▶ EXTRAIT À LIRE
%%

Pensez-vous par exemple, que nos partenaires européens accepteraient de revoir les règles fiscales ?Il se pose sur ce point important un problème évident avec la Grande-Bretagne, mais je ne vois pas pourquoi ce serait toujours la conception britannique qui devrait l’emporter. La France aussi garde sa liberté de dire non. Dans son histoire, c’est souvent d’ailleurs à partir de cette liberté qu’elle a pesé.
Ne souhaitez-vous pas que les autorités françaises se comportent comme les autorités britanniques, qu’elles ne cèdent pas, qu’elles menacent l’Europe de crise, de blocage pour tenter d’obtenir satisfaction ?On ne va pas rechercher le blocage pour le blocage ! Mais il est rare qu’on obtienne ce que l’on veut si on ne le demande même pas ! Je regrette que lors de la préparation du traité, les autorités gouvernementales aient été si peu actives, par exemple sur les questions fiscales ou sur la dimension emploi à faire prendre en compte par la Banque centrale européenne. Ou encore sur l’extension du vote à la majorité. Il est vrai que le gouvernement français n’était pas le mieux placé. Il se dit ambitieux pour l’Europe mais veut réduire le budget de l’Union. Il ne donne pas de contenu nouveau et fort à la relation franco-allemande, pourtant essentielle. Il traite les pays nouveaux adhérents avec désinvolture.
Comment expliquez-vous que les partis socialistes européens et les syndicats soient d’accord avec cette Europe financière ?Beaucoup sont surtout sensibles - et c’est important - à l’inclusion de l’actuelle Charte des Droits dans la Constitution, même si l’effet de cette inclusion est limitée par la mention qu’elle s’appliquera " en fonction des législations nationales ". Mais cette Charte des Droits pourrait parfaitement s’appliquer avec un texte de Constitution différent.
Il y a un mot que vous ne prononcez pas, c’est celui de crise, comme si vous n’assumiez pas toutes les conséquences de votre non !– J’assume bien sûr, mais, je le répète, il n’y aura pas d’arrêt de la construction européenne. Nous avons du temps pour préparer l’alternative. Cela permettra une réorientation du texte. D’ailleurs, je note que certaines avancées – par exemple l’institution d’un président de l’Eurogroupe – se mettent en place même sans texte constitutionnel lorsqu’elles font consensus. Mais allons plus au fond. On peut formuler diverses objections au non, il demeure que, avec le projet actuel :
1) les délocalisations, liées notamment au dumping fiscal entériné par le texte, vont se poursuivre avec leurs conséquences ravageuses pour la population et les territoires ; 2) l’organisation de l’Europe en trois cercles concentriques, nécessaire à son avancée future, est improbable puisque les " coopérations renforcées " entre pays sont soumises à des conditions très restrictives ; 3) l’unanimité requise pour toute modification ultérieure de la Constitution risque de paralyser le futur de l’Europe, elle-même diluée dans un élargissement indéfini. Quand on y réfléchit bien, ces trois données-là sont des obstacles majeurs à la construction d’une Europe sociale et d’une Europe puissance nécessaire pour notre génération et celle de nos enfants.

%%

▶ DONNÉES ENREGISTRÉES

%%

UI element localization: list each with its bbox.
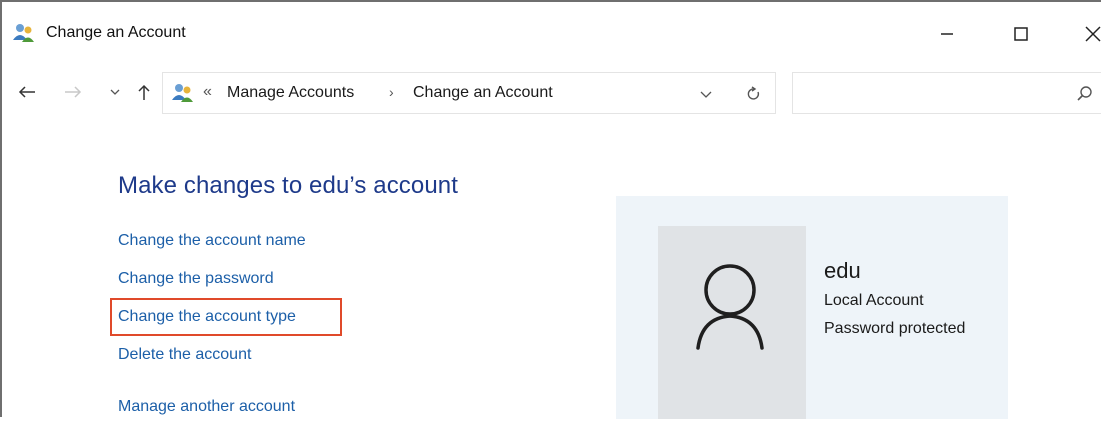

%%

▶ CONSIGNES
A. Traduisez en anglais cette phrase de l'extrait sur la Constitution européenne : « La France aussi garde sa liberté de dire non. »
B. Répondez brièvement à partir de l'extrait sur la Constitution européenne :
(i) Que veut réduire le gouvernement français ?
(ii) Quelle mention limite l'effet de l'inclusion de la Charte des Droits dans la Constitution ?
(iii) Quelle avancée est citée comme se mettant en place même sans texte constitutionnel ?

▶ RÉSULTATS PAR TÂCHE
A. France, too, keeps its freedom to say no.

B.
(i) Le budget de l'Union.
(ii) La mention qu'elle s'appliquera « en fonction des législations nationales ».
(iii) L'institution d'un président de l'Eurogroupe.